== 待办任务 ==
A - 把 HLog 介绍中以“HBase中系统故障恢复”开头的那段改写成要点列表，保留主要事实。
B - 从 HLog 介绍的最后一句之后接着往下写。

╭─ 所给文本

HBase中系统故障恢复以及主从复制都基于HLog实现。默认情况下,所有写入操作(写入、更新以及删除)的数据都先以追加形式写入HLog,再写入MemStore。大多数情况下,HLog并不会被读取,但如果RegionServer在某些异常情况下发生宕机,此时已经写入MemStore中但尚未flush到磁盘的数据就会丢失,需要回放HLog补救丢失的数据。此外,HBase主从复制需要主集群将HLog日志发送给从集群,从集群在本地执行回放操作,完成集群之间的数据复制。

1、HLog文件结构

HLog文件的基本结构如图所示。

binlog写入hbase hbase hlog解析_hbase

---每个RegionServer拥有一个或多个HLog。每个HLog是多个Region共享的,图中Region A、Region B和Region C共享一个HLog文件。

---HLog中,日志单元WALEntry(图中小方框)表示一次行级更新的最小追加单元,它由HLogKey和WALEdit两部分组成。

(1)、HLogKey

由table name、region name以及sequenceid等字段构成。

WALKeyImpl:

@InterfaceAudience.Private

protected void init(final byte[] encodedRegionName,
                      final TableName tablename,
                      long logSeqNum,
                      final long now,
                      List<UUID> clusterIds,
                      long nonceGroup,
                      long nonce,
                      MultiVersionConcurrencyControl mvcc,
                      NavigableMap<byte[], Integer> replicationScope,
                      Map<String, byte[]> extendedAttributes) {
    this.sequenceId = logSeqNum;
    this.writeTime = now;
    this.clusterIds = clusterIds;
    this.encodedRegionName = encodedRegionName;
    this.tablename = tablename;
    this.nonceGroup = nonceGroup;
    this.nonce = nonce;
    this.mvcc = mvcc;
    if (logSeqNum != NO_SEQUENCE_ID) {
      setSequenceId(logSeqNum);
    }
    this.replicationScope = replicationScope;
    this.extendedAttributes = extendedAttributes;

  }

(2)、WALEdit

用来表示一个事务中的更新集合

KeyValue:

private static byte [] createByteArray(final byte [] row, final int roffset,
      final int rlength, final byte [] family, final int foffset, int flength,
      final byte [] qualifier, final int qoffset, int qlength,
      final long timestamp, final Type type,
      final byte [] value, final int voffset,
      int vlength, byte[] tags, int tagsOffset, int tagsLength) {


    checkParameters(row, rlength, family, flength, qlength, vlength);
    RawCell.checkForTagsLength(tagsLength);
    // Allocate right-sized byte array.
    int keyLength = (int) getKeyDataStructureSize(rlength, flength, qlength);
    byte[] bytes = new byte[(int) getKeyValueDataStructureSize(rlength, flength, qlength, vlength,

      tagsLength)];

    // Write key, value and key row length.

    int pos = 0;
    pos = Bytes.putInt(bytes, pos, keyLength);
    pos = Bytes.putInt(bytes, pos, vlength);
    pos = Bytes.putShort(bytes, pos, (short)(rlength & 0x0000ffff));
    pos = Bytes.putBytes(bytes, pos, row, roffset, rlength);
    pos = Bytes.putByte(bytes, pos, (byte)(flength & 0x0000ff));

    if(flength != 0) {
      pos = Bytes.putBytes(bytes, pos, family, foffset, flength);
    }

    if(qlength != 0) {
      pos = Bytes.putBytes(bytes, pos, qualifier, qoffset, qlength);
    }

    pos = Bytes.putLong(bytes, pos, timestamp);

    pos = Bytes.putByte(bytes, pos, type.getCode());

    if (value != null && value.length > 0) {
      pos = Bytes.putBytes(bytes, pos, value, voffset, vlength);
    }

    // Add the tags after the value part

    if (tagsLength > 0) {
      pos = Bytes.putAsShort(bytes, pos, tagsLength);
      pos = Bytes.putBytes(bytes, pos, tags, tagsOffset, tagsLength);
    }
    return bytes;

  }

2、WAL写入流程 FSHLOG

分析WAL写入流程前,先简单看下hbase put/delete 的操作流程。核心类是HRegion.java,put/delete操作都要先找到数据所属的region,然后调用HRegion的相关方法进行操作。下面以put操作为例,简单说明:


put方法

put 方法是入口。实际执行逻辑在doBatchMutate方法中。

╰─
╭─ 数据集

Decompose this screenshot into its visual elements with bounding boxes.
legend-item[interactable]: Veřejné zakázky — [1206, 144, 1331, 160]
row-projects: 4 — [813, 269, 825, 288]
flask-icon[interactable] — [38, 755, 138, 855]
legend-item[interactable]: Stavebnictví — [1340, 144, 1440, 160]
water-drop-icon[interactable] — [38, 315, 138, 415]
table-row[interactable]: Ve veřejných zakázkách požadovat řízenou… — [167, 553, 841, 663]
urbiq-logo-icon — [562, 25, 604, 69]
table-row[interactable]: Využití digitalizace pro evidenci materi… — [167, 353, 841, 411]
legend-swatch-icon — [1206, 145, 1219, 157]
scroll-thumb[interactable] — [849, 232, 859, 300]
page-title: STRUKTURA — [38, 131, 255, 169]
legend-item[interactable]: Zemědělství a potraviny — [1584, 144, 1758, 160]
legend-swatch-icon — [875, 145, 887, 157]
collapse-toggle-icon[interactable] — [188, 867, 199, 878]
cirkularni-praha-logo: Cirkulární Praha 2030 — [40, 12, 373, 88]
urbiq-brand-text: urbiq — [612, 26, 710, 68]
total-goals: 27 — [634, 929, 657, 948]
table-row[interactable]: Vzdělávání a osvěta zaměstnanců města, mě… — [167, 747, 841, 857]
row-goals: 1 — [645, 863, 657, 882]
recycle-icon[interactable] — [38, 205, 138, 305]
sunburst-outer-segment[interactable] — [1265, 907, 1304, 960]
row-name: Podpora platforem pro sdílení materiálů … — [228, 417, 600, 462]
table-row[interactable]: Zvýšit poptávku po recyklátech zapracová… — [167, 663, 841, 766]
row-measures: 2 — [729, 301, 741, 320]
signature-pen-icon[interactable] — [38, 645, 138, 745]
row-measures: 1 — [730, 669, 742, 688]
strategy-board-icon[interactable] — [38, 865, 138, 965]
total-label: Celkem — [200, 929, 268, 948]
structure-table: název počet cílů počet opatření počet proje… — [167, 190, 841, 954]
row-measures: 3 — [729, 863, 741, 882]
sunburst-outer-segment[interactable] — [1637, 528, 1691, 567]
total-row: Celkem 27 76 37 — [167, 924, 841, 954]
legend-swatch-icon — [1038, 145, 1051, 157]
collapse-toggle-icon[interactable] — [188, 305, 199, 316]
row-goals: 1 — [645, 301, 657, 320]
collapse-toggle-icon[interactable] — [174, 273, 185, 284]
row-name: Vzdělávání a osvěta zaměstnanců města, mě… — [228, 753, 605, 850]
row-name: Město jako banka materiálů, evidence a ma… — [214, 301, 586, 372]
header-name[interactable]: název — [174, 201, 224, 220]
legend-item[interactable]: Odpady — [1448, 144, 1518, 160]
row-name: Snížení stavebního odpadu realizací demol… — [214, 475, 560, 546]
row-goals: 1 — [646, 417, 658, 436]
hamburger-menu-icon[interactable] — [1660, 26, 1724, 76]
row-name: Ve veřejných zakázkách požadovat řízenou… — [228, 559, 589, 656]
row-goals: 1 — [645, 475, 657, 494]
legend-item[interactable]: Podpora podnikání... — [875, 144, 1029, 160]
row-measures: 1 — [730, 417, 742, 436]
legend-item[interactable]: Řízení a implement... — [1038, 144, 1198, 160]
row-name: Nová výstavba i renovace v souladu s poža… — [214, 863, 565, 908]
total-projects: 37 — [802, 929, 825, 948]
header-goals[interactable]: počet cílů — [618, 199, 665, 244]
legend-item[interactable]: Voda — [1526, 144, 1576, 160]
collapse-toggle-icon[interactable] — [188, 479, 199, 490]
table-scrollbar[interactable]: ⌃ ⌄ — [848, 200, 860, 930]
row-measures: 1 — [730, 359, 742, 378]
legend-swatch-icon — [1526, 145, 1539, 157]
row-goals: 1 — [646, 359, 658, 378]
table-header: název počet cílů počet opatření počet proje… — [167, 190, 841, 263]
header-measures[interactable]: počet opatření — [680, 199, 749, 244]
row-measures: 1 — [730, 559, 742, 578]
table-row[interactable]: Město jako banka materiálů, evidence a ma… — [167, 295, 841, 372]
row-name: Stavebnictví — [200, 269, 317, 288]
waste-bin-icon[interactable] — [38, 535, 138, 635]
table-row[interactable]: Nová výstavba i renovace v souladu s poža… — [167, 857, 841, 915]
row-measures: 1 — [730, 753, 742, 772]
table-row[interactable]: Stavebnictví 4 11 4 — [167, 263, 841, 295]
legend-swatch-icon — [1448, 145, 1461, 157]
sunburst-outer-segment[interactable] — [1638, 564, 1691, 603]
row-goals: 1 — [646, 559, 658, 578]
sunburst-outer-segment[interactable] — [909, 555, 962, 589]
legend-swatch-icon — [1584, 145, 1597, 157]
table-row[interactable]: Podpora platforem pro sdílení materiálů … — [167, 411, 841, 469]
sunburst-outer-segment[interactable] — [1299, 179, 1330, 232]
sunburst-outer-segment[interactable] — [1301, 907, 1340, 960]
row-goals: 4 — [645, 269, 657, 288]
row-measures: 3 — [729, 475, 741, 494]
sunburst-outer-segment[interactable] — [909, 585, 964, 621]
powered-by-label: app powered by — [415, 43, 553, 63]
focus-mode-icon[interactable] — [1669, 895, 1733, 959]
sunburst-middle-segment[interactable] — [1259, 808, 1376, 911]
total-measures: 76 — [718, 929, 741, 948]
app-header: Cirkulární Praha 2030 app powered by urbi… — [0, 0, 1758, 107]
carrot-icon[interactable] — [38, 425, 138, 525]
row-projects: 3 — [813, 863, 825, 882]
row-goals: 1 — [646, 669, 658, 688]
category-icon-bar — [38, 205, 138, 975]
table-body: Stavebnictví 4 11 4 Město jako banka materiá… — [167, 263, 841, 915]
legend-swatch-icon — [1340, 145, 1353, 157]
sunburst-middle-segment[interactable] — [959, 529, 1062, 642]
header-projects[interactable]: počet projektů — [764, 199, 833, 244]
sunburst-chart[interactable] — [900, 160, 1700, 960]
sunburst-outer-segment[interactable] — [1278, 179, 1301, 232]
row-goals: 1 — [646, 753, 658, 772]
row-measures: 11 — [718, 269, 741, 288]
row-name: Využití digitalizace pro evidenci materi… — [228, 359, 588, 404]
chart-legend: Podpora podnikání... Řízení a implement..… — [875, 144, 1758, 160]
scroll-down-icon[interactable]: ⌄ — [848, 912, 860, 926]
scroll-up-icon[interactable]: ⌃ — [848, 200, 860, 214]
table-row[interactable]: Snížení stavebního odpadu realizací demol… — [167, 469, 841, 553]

╰─

== 参考答案 ==
A -
- HBase 的系统故障恢复和主从复制都基于 HLog 实现。
- 默认情况下，写入、更新和删除操作的数据先以追加形式写入 HLog，再写入 MemStore。
- 多数情况下 HLog 不会被读取。RegionServer 异常宕机时，已写入 MemStore 但尚未 flush 到磁盘的数据会丢失，需要回放 HLog 来补救。
- 主从复制时，主集群将 HLog 日志发送给从集群，从集群在本地回放，完成集群间的数据复制。

B -
 

@Override
  public void put(Put put) throws IOException {
    checkReadOnly();//检查是否只读

    // Do a rough check that we have resources to accept a write.  The check is
    // 'rough' in that between the resource check and the call to obtain a
    // read lock, resources may run out.  For now, the thought is that this
    // will be extremely rare; we'll deal with it when it happens.
    checkResources();
    startRegionOperation(Operation.PUT);
    try {
      // All edits for the given row (across all column families) must happen atomically.
      doBatchMutate(put);//一行的所有列族必须原子性的修改
    } finally {
      closeRegionOperation(Operation.PUT);
    }
  }

  private void doBatchMutate(Mutation mutation) throws IOException {
    // Currently this is only called for puts and deletes, so no nonces.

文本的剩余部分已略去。